Rows from a figure dataset:
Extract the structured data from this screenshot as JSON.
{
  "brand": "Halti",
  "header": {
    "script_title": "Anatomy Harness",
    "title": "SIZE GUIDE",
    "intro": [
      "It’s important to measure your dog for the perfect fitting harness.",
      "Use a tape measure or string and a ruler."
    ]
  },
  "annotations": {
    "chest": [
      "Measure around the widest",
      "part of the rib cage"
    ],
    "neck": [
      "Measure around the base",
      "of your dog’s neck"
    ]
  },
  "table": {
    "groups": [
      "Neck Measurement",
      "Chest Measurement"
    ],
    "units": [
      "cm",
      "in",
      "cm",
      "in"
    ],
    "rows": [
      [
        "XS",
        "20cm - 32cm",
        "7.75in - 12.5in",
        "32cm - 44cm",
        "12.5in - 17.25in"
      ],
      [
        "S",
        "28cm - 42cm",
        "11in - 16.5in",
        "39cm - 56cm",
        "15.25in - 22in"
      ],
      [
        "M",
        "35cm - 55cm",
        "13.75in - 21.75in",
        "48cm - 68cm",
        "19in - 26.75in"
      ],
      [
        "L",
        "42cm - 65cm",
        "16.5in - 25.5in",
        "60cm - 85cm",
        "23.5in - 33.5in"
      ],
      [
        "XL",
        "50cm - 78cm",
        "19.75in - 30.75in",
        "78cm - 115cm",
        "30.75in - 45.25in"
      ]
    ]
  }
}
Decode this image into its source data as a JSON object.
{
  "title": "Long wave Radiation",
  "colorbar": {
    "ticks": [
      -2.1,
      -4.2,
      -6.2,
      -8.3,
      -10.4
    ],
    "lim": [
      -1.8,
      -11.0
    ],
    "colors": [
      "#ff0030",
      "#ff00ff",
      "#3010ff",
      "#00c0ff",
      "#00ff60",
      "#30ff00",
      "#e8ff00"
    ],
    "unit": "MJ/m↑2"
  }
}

GIVEN EXERCISE:
State the number of lines in the records that include "your", and write nothing else.

ANSWER:
2